⟨

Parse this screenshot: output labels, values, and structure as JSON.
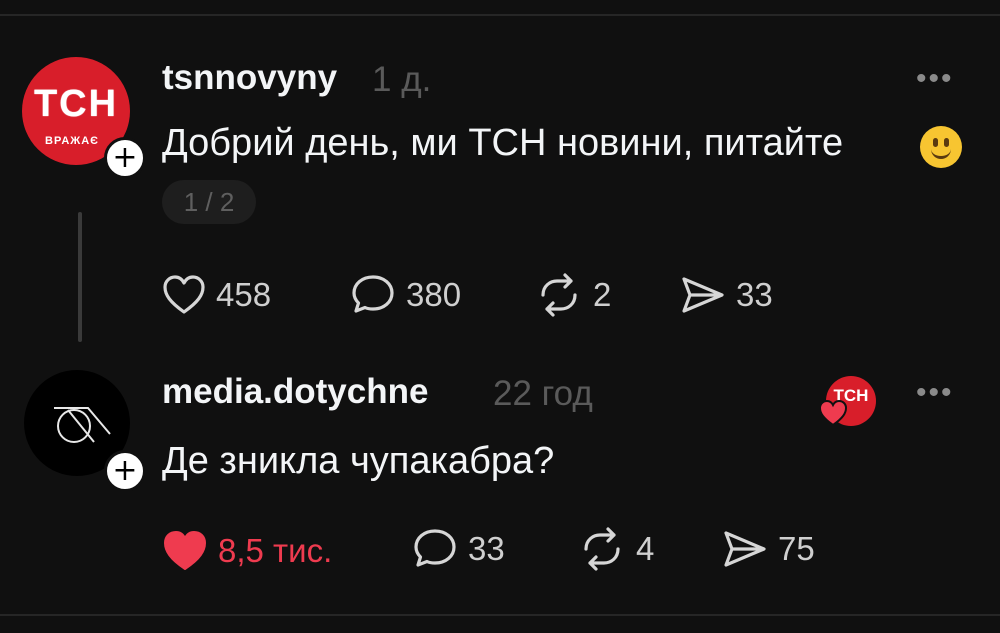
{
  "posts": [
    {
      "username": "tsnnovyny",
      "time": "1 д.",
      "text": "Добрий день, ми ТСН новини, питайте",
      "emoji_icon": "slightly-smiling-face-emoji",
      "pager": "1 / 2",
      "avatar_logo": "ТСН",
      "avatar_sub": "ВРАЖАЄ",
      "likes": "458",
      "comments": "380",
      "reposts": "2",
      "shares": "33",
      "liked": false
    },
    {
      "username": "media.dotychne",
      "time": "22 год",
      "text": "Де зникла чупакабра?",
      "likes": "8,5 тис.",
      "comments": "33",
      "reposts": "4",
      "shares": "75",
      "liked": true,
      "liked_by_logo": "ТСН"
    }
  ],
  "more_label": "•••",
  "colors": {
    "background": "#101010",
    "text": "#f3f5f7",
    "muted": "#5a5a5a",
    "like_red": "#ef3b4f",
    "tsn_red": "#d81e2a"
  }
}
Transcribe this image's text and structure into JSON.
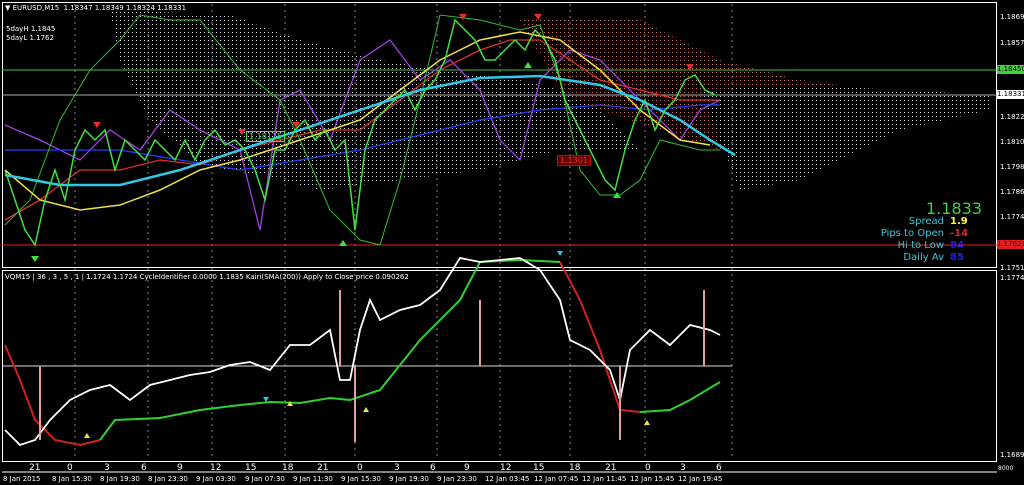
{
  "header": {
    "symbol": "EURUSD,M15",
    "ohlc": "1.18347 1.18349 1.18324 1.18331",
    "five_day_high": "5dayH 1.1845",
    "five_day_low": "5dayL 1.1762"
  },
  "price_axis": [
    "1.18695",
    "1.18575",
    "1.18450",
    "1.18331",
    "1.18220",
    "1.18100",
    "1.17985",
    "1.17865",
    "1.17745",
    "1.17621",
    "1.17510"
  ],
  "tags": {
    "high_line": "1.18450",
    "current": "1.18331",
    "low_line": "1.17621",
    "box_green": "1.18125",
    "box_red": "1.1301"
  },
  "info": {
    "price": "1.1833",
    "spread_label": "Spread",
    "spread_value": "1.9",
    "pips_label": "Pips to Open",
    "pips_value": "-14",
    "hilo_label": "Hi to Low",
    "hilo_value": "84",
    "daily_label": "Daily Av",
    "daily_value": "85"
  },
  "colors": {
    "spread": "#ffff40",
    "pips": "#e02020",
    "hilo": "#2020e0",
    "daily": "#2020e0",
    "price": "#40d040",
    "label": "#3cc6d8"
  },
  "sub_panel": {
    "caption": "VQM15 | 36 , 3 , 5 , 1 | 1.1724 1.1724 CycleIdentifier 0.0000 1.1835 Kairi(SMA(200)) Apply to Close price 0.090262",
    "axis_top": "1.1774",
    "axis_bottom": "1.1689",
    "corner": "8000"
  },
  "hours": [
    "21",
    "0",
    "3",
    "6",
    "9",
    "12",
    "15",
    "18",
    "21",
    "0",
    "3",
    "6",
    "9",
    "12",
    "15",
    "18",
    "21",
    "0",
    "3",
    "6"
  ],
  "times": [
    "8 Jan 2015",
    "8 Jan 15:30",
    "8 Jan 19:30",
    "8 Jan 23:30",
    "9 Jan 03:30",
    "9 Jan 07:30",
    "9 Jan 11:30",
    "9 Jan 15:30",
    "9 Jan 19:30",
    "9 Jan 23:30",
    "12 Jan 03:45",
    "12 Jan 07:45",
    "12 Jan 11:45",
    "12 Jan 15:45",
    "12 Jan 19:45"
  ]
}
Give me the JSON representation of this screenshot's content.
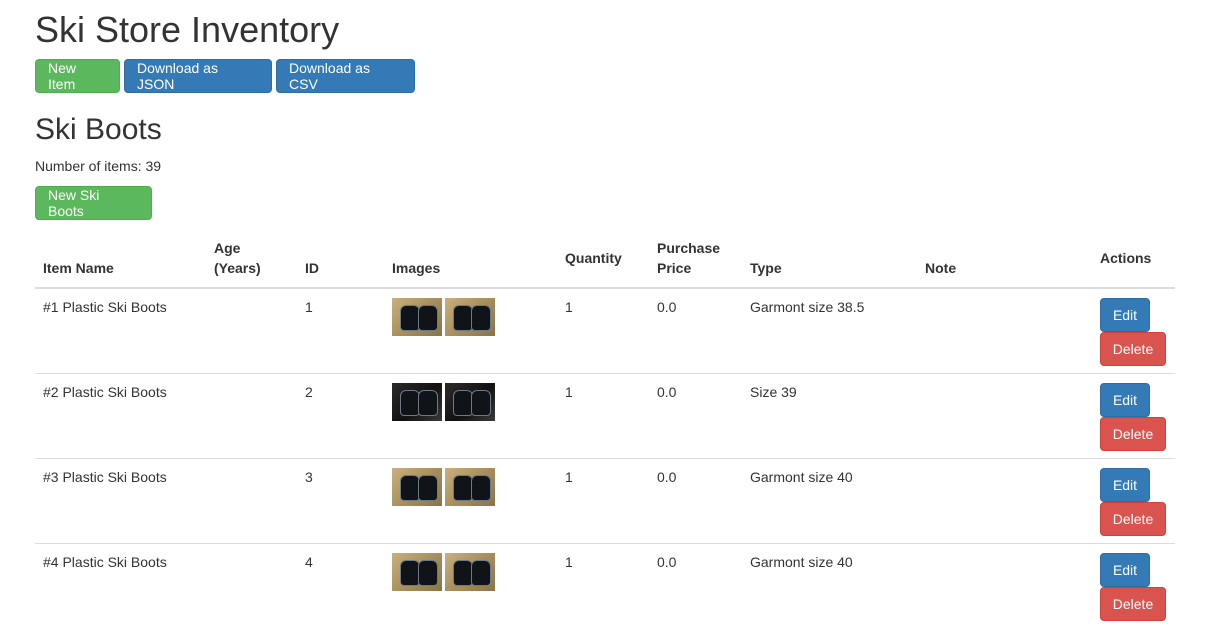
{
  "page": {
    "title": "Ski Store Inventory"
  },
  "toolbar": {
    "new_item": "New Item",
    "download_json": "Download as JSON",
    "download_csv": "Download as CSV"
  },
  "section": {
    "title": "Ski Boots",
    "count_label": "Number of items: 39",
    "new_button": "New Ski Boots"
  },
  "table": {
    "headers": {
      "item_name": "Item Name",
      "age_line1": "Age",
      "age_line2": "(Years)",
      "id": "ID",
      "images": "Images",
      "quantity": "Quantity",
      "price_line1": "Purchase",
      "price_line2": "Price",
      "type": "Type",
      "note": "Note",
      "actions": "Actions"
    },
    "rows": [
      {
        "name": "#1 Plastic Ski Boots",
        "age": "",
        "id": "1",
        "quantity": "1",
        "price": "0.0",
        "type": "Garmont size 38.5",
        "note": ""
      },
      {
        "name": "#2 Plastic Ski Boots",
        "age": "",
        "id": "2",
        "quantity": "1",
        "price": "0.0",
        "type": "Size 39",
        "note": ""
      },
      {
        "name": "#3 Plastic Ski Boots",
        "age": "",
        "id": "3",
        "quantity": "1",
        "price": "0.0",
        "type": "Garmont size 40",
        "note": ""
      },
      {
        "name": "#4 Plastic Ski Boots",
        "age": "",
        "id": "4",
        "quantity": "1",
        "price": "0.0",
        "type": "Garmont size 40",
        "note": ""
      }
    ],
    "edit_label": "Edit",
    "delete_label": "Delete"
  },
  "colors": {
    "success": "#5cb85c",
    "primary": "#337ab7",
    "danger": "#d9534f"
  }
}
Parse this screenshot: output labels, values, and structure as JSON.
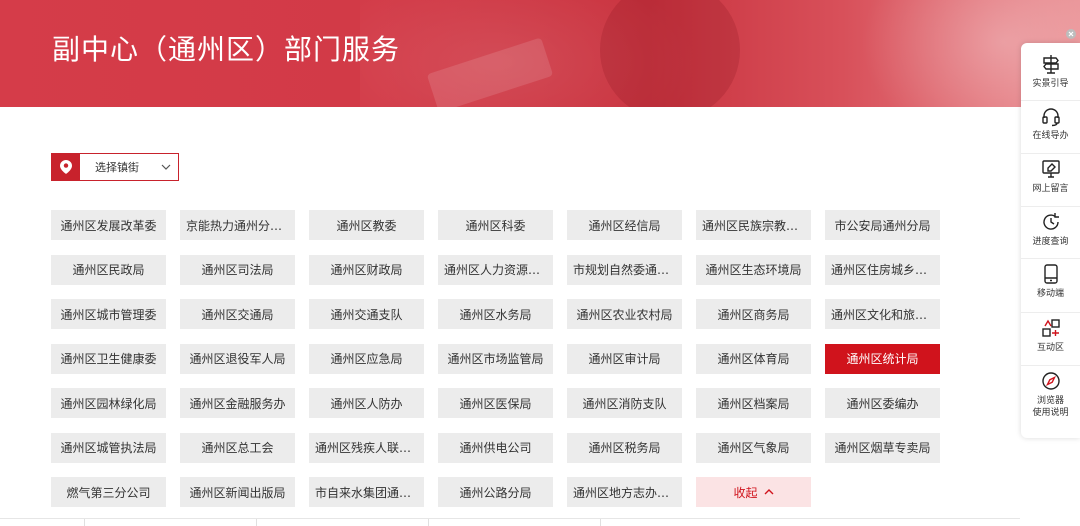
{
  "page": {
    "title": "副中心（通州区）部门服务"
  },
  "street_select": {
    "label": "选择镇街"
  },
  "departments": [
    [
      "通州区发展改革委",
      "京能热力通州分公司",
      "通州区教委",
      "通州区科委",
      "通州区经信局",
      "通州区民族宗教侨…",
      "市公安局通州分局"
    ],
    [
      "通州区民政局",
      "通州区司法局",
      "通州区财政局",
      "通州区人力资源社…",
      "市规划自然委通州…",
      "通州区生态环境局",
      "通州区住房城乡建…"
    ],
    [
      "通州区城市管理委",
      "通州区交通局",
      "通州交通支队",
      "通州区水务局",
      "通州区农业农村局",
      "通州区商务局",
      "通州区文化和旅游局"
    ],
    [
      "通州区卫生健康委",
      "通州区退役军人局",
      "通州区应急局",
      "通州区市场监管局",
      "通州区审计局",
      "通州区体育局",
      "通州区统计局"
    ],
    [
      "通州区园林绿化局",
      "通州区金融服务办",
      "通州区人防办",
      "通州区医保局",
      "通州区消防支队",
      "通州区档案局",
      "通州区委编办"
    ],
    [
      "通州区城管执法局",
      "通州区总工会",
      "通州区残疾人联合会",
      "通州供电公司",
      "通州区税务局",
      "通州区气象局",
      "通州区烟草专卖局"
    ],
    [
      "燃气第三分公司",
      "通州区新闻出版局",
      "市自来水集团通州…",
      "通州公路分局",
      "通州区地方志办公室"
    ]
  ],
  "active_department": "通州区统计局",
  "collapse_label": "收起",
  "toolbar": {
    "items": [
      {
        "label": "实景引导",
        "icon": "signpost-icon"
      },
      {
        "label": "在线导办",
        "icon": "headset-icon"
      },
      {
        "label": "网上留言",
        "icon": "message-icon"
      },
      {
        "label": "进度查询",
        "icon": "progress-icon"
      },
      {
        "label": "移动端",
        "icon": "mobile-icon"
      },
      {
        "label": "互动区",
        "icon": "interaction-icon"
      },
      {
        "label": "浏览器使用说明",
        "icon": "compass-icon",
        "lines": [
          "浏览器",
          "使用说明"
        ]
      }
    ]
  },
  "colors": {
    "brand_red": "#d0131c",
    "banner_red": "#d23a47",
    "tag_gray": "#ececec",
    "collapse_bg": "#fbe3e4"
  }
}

⟩

STATED TASK -> Reproduce the material in full, word for word, and omit the pictures.

CORRECT ANSWER ->
Parse this screenshot: output labels, values, and structure as JSON.
{
  "posts": [
    {
      "username": "tsnnovyny",
      "time": "1 д.",
      "text": "Добрий день, ми ТСН новини, питайте",
      "emoji_icon": "slightly-smiling-face-emoji",
      "pager": "1 / 2",
      "avatar_logo": "ТСН",
      "avatar_sub": "ВРАЖАЄ",
      "likes": "458",
      "comments": "380",
      "reposts": "2",
      "shares": "33",
      "liked": false
    },
    {
      "username": "media.dotychne",
      "time": "22 год",
      "text": "Де зникла чупакабра?",
      "likes": "8,5 тис.",
      "comments": "33",
      "reposts": "4",
      "shares": "75",
      "liked": true,
      "liked_by_logo": "ТСН"
    }
  ],
  "more_label": "•••",
  "colors": {
    "background": "#101010",
    "text": "#f3f5f7",
    "muted": "#5a5a5a",
    "like_red": "#ef3b4f",
    "tsn_red": "#d81e2a"
  }
}
Transcribe this image's text and structure into JSON.
{
  "header": {
    "symbol": "EURUSD,M15",
    "ohlc": "1.18347 1.18349 1.18324 1.18331",
    "five_day_high": "5dayH 1.1845",
    "five_day_low": "5dayL 1.1762"
  },
  "price_axis": [
    "1.18695",
    "1.18575",
    "1.18450",
    "1.18331",
    "1.18220",
    "1.18100",
    "1.17985",
    "1.17865",
    "1.17745",
    "1.17621",
    "1.17510"
  ],
  "tags": {
    "high_line": "1.18450",
    "current": "1.18331",
    "low_line": "1.17621",
    "box_green": "1.18125",
    "box_red": "1.1301"
  },
  "info": {
    "price": "1.1833",
    "spread_label": "Spread",
    "spread_value": "1.9",
    "pips_label": "Pips to Open",
    "pips_value": "-14",
    "hilo_label": "Hi to Low",
    "hilo_value": "84",
    "daily_label": "Daily Av",
    "daily_value": "85"
  },
  "colors": {
    "spread": "#ffff40",
    "pips": "#e02020",
    "hilo": "#2020e0",
    "daily": "#2020e0",
    "price": "#40d040",
    "label": "#3cc6d8"
  },
  "sub_panel": {
    "caption": "VQM15 | 36 , 3 , 5 , 1 | 1.1724 1.1724 CycleIdentifier 0.0000 1.1835 Kairi(SMA(200)) Apply to Close price 0.090262",
    "axis_top": "1.1774",
    "axis_bottom": "1.1689",
    "corner": "8000"
  },
  "hours": [
    "21",
    "0",
    "3",
    "6",
    "9",
    "12",
    "15",
    "18",
    "21",
    "0",
    "3",
    "6",
    "9",
    "12",
    "15",
    "18",
    "21",
    "0",
    "3",
    "6"
  ],
  "times": [
    "8 Jan 2015",
    "8 Jan 15:30",
    "8 Jan 19:30",
    "8 Jan 23:30",
    "9 Jan 03:30",
    "9 Jan 07:30",
    "9 Jan 11:30",
    "9 Jan 15:30",
    "9 Jan 19:30",
    "9 Jan 23:30",
    "12 Jan 03:45",
    "12 Jan 07:45",
    "12 Jan 11:45",
    "12 Jan 15:45",
    "12 Jan 19:45"
  ]
}
Give me the JSON representation of this screenshot's content.
{
  "page": {
    "title": "Ski Store Inventory"
  },
  "toolbar": {
    "new_item": "New Item",
    "download_json": "Download as JSON",
    "download_csv": "Download as CSV"
  },
  "section": {
    "title": "Ski Boots",
    "count_label": "Number of items: 39",
    "new_button": "New Ski Boots"
  },
  "table": {
    "headers": {
      "item_name": "Item Name",
      "age_line1": "Age",
      "age_line2": "(Years)",
      "id": "ID",
      "images": "Images",
      "quantity": "Quantity",
      "price_line1": "Purchase",
      "price_line2": "Price",
      "type": "Type",
      "note": "Note",
      "actions": "Actions"
    },
    "rows": [
      {
        "name": "#1 Plastic Ski Boots",
        "age": "",
        "id": "1",
        "quantity": "1",
        "price": "0.0",
        "type": "Garmont size 38.5",
        "note": ""
      },
      {
        "name": "#2 Plastic Ski Boots",
        "age": "",
        "id": "2",
        "quantity": "1",
        "price": "0.0",
        "type": "Size 39",
        "note": ""
      },
      {
        "name": "#3 Plastic Ski Boots",
        "age": "",
        "id": "3",
        "quantity": "1",
        "price": "0.0",
        "type": "Garmont size 40",
        "note": ""
      },
      {
        "name": "#4 Plastic Ski Boots",
        "age": "",
        "id": "4",
        "quantity": "1",
        "price": "0.0",
        "type": "Garmont size 40",
        "note": ""
      }
    ],
    "edit_label": "Edit",
    "delete_label": "Delete"
  },
  "colors": {
    "success": "#5cb85c",
    "primary": "#337ab7",
    "danger": "#d9534f"
  }
}
Parse this screenshot: output labels, values, and structure as JSON.
{
  "page": {
    "title": "副中心（通州区）部门服务"
  },
  "street_select": {
    "label": "选择镇街"
  },
  "departments": [
    [
      "通州区发展改革委",
      "京能热力通州分公司",
      "通州区教委",
      "通州区科委",
      "通州区经信局",
      "通州区民族宗教侨…",
      "市公安局通州分局"
    ],
    [
      "通州区民政局",
      "通州区司法局",
      "通州区财政局",
      "通州区人力资源社…",
      "市规划自然委通州…",
      "通州区生态环境局",
      "通州区住房城乡建…"
    ],
    [
      "通州区城市管理委",
      "通州区交通局",
      "通州交通支队",
      "通州区水务局",
      "通州区农业农村局",
      "通州区商务局",
      "通州区文化和旅游局"
    ],
    [
      "通州区卫生健康委",
      "通州区退役军人局",
      "通州区应急局",
      "通州区市场监管局",
      "通州区审计局",
      "通州区体育局",
      "通州区统计局"
    ],
    [
      "通州区园林绿化局",
      "通州区金融服务办",
      "通州区人防办",
      "通州区医保局",
      "通州区消防支队",
      "通州区档案局",
      "通州区委编办"
    ],
    [
      "通州区城管执法局",
      "通州区总工会",
      "通州区残疾人联合会",
      "通州供电公司",
      "通州区税务局",
      "通州区气象局",
      "通州区烟草专卖局"
    ],
    [
      "燃气第三分公司",
      "通州区新闻出版局",
      "市自来水集团通州…",
      "通州公路分局",
      "通州区地方志办公室"
    ]
  ],
  "active_department": "通州区统计局",
  "collapse_label": "收起",
  "toolbar": {
    "items": [
      {
        "label": "实景引导",
        "icon": "signpost-icon"
      },
      {
        "label": "在线导办",
        "icon": "headset-icon"
      },
      {
        "label": "网上留言",
        "icon": "message-icon"
      },
      {
        "label": "进度查询",
        "icon": "progress-icon"
      },
      {
        "label": "移动端",
        "icon": "mobile-icon"
      },
      {
        "label": "互动区",
        "icon": "interaction-icon"
      },
      {
        "label": "浏览器使用说明",
        "icon": "compass-icon",
        "lines": [
          "浏览器",
          "使用说明"
        ]
      }
    ]
  },
  "colors": {
    "brand_red": "#d0131c",
    "banner_red": "#d23a47",
    "tag_gray": "#ececec",
    "collapse_bg": "#fbe3e4"
  }
}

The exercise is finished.